(DIRECTIVE 1)
Rewrite the stretch from "We communicate with" through "during our audit." in the audit report text, replacing "timing" with "schedule".

We consider quantitative materiality and qualitative factors in (i) planning the scope of our
audit work and in evaluating the results of our work; and (ii) to evaluate the effect of any
identified misstatements in the Standalone Financial Statements.

We communicate with those charged with governance regarding, among other matters, the
planned scope and timing of the audit and significant audit findings, including any
significant deficiencies in internal control that we identify during our audit.

We also provide those charged with governance with a statement that we have complied
with relevant ethical requirements regarding independence, and to communicate with
them all relationships and other matters that may reasonably be thought to bear on our
independence, and where applicable, related safeguards.

From the matters communicated with those charged with governance, we determine those
matters that were of most significance in the audit of the Standalone Financial Statements
of the current period and are therefore the key audit matters. We describe these matters
in our auditor’s report unless law or regulation precludes public disclosure about the
matter or when, in extremely rare circumstances, we determine that a matter should not
be communicated in our report because the adverse consequences of doing so would
reasonably be expected to outweigh the public interest benefits of such communication.

(DIRECTIVE 2)
Copy the records verbatim, from the line containing "restore-x-icon: [98, 50, 120, 72]" through the line containing "refresh-icon[interactable]: ↻: [672, 13, 688, 29]".

(DATA LINES)
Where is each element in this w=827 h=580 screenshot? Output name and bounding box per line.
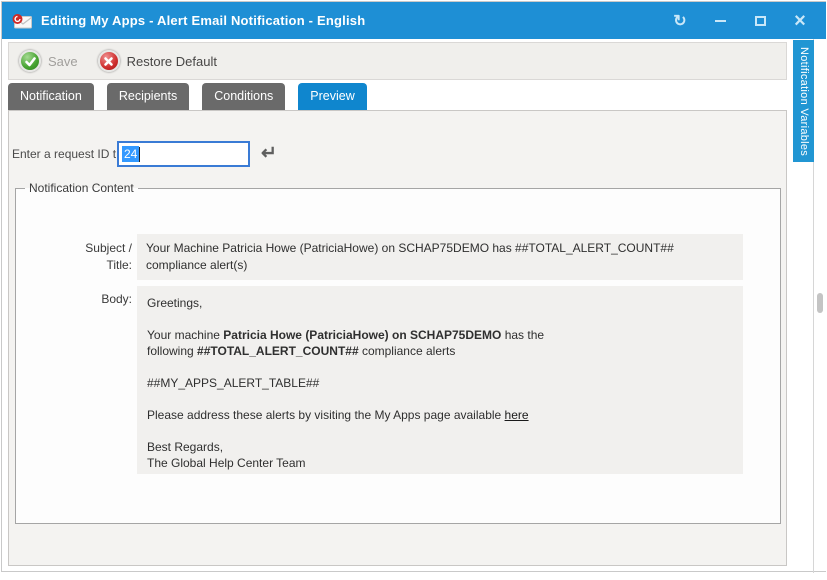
restore-x-icon: [98, 50, 120, 72]
close-icon[interactable]: ×: [792, 13, 808, 29]
groupbox-title: Notification Content: [25, 180, 138, 197]
body-value: Greetings, Your machine Patricia Howe (P…: [137, 286, 743, 474]
request-id-input[interactable]: 24: [117, 141, 250, 167]
notification-content-groupbox: Notification Content Subject / Title: Yo…: [15, 188, 781, 524]
body-cta-paragraph: Please address these alerts by visiting …: [147, 407, 733, 423]
subject-title-label: Subject / Title:: [54, 240, 132, 274]
scrollbar-thumb[interactable]: [817, 293, 823, 313]
here-link[interactable]: here: [505, 408, 529, 422]
minimize-icon[interactable]: [712, 13, 728, 29]
body-alert-table-token: ##MY_APPS_ALERT_TABLE##: [147, 375, 733, 391]
body-greeting: Greetings,: [147, 295, 733, 311]
tab-recipients[interactable]: Recipients: [107, 83, 189, 110]
restore-default-button[interactable]: Restore Default: [88, 43, 227, 79]
window-title: Editing My Apps - Alert Email Notificati…: [41, 13, 365, 28]
tab-notification[interactable]: Notification: [8, 83, 94, 110]
toolbar: Save Restore Default: [8, 42, 787, 80]
window-controls: ↻ ×: [672, 2, 808, 39]
save-check-icon: [19, 50, 41, 72]
subject-value: Your Machine Patricia Howe (PatriciaHowe…: [137, 234, 743, 280]
request-id-selected-text: 24: [122, 146, 139, 162]
email-notification-app-icon: [11, 13, 33, 29]
body-machine-paragraph: Your machine Patricia Howe (PatriciaHowe…: [147, 327, 733, 359]
tab-conditions[interactable]: Conditions: [202, 83, 285, 110]
save-label: Save: [48, 54, 78, 69]
maximize-icon[interactable]: [752, 13, 768, 29]
text-caret: [139, 147, 140, 162]
titlebar: Editing My Apps - Alert Email Notificati…: [2, 2, 826, 39]
body-label: Body:: [54, 291, 132, 308]
tab-preview[interactable]: Preview: [298, 83, 366, 110]
save-button[interactable]: Save: [9, 43, 88, 79]
notification-variables-tab[interactable]: Notification Variables: [793, 40, 814, 162]
tab-bar: Notification Recipients Conditions Previ…: [8, 83, 367, 110]
enter-arrow-icon[interactable]: ↵: [261, 142, 277, 165]
request-id-label: Enter a request ID t: [12, 147, 116, 161]
body-signoff: Best Regards,The Global Help Center Team: [147, 439, 733, 471]
refresh-icon[interactable]: ↻: [672, 13, 688, 29]
preview-tab-panel: Enter a request ID t 24 ↵ Notification C…: [8, 110, 787, 566]
dialog-window: Editing My Apps - Alert Email Notificati…: [1, 1, 826, 572]
restore-default-label: Restore Default: [127, 54, 217, 69]
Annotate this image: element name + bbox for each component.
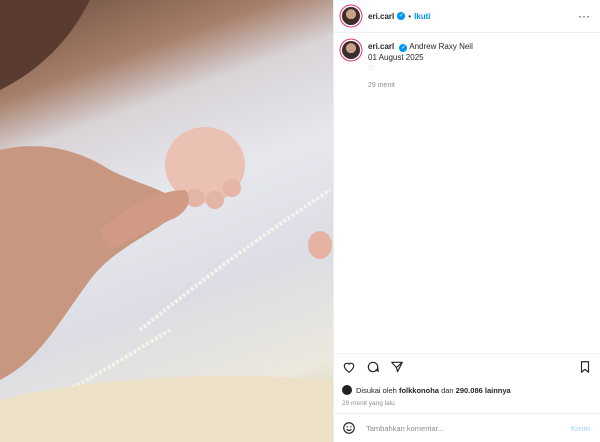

(WRITTEN RESPONSE 1)
We communicate with those charged with governance regarding, among other matters, the
planned scope and schedule of the audit and significant audit findings, including any
significant deficiencies in internal control that we identify during our audit.

(WRITTEN RESPONSE 2)
restore-x-icon: [98, 50, 120, 72]
close-icon[interactable]: ×: [792, 13, 808, 29]
groupbox-title: Notification Content: [25, 180, 138, 197]
body-value: Greetings, Your machine Patricia Howe (P…: [137, 286, 743, 474]
request-id-input[interactable]: 24: [117, 141, 250, 167]
notification-content-groupbox: Notification Content Subject / Title: Yo…: [15, 188, 781, 524]
body-cta-paragraph: Please address these alerts by visiting …: [147, 407, 733, 423]
subject-title-label: Subject / Title:: [54, 240, 132, 274]
scrollbar-thumb[interactable]: [817, 293, 823, 313]
here-link[interactable]: here: [505, 408, 529, 422]
minimize-icon[interactable]: [712, 13, 728, 29]
body-alert-table-token: ##MY_APPS_ALERT_TABLE##: [147, 375, 733, 391]
body-greeting: Greetings,: [147, 295, 733, 311]
tab-recipients[interactable]: Recipients: [107, 83, 189, 110]
restore-default-button[interactable]: Restore Default: [88, 43, 227, 79]
window-title: Editing My Apps - Alert Email Notificati…: [41, 13, 365, 28]
tab-notification[interactable]: Notification: [8, 83, 94, 110]
toolbar: Save Restore Default: [8, 42, 787, 80]
window-controls: ↻ ×: [672, 2, 808, 39]
save-check-icon: [19, 50, 41, 72]
subject-value: Your Machine Patricia Howe (PatriciaHowe…: [137, 234, 743, 280]
request-id-selected-text: 24: [122, 146, 139, 162]
email-notification-app-icon: [11, 13, 33, 29]
body-machine-paragraph: Your machine Patricia Howe (PatriciaHowe…: [147, 327, 733, 359]
tab-conditions[interactable]: Conditions: [202, 83, 285, 110]
save-label: Save: [48, 54, 78, 69]
maximize-icon[interactable]: [752, 13, 768, 29]
text-caret: [139, 147, 140, 162]
titlebar: Editing My Apps - Alert Email Notificati…: [2, 2, 826, 39]
body-label: Body:: [54, 291, 132, 308]
tab-preview[interactable]: Preview: [298, 83, 366, 110]
save-button[interactable]: Save: [9, 43, 88, 79]
notification-variables-tab[interactable]: Notification Variables: [793, 40, 814, 162]
tab-bar: Notification Recipients Conditions Previ…: [8, 83, 367, 110]
enter-arrow-icon[interactable]: ↵: [261, 142, 277, 165]
request-id-label: Enter a request ID t: [12, 147, 116, 161]
body-signoff: Best Regards,The Global Help Center Team: [147, 439, 733, 471]
refresh-icon[interactable]: ↻: [672, 13, 688, 29]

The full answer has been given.